== Task ==
Check every line of the entries for "Canada", and copy the lines that hold it.

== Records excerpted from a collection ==
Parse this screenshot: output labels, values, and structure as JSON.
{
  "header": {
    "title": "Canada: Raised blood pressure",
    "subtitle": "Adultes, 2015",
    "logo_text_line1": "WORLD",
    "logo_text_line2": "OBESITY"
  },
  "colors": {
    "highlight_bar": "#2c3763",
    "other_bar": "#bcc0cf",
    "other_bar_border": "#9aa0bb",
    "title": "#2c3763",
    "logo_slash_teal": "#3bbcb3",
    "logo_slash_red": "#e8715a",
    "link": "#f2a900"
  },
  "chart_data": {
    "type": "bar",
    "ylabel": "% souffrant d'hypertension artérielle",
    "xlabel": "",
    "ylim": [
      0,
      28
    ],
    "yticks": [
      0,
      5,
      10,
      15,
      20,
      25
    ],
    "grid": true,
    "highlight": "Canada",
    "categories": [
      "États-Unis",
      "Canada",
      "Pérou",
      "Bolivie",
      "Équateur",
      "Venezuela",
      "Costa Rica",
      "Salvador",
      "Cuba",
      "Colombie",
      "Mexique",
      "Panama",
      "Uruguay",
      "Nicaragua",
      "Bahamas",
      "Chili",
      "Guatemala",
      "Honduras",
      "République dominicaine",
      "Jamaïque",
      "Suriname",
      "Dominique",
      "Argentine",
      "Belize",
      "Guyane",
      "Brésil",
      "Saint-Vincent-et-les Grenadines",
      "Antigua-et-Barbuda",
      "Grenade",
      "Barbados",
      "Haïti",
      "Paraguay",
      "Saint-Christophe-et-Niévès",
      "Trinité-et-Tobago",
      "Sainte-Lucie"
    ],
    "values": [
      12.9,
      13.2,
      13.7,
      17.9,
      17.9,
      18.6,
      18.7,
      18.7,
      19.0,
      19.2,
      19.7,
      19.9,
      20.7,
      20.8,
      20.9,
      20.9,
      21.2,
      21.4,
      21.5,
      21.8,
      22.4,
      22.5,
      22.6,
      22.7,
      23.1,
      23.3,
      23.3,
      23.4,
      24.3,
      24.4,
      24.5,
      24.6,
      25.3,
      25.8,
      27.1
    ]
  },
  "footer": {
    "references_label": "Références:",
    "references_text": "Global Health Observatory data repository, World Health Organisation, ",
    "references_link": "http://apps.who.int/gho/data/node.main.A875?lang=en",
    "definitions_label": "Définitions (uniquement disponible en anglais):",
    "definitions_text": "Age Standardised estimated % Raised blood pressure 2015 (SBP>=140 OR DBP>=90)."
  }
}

== Finished answer ==
    "title": "Canada: Raised blood pressure",
    "highlight": "Canada",
      "Canada",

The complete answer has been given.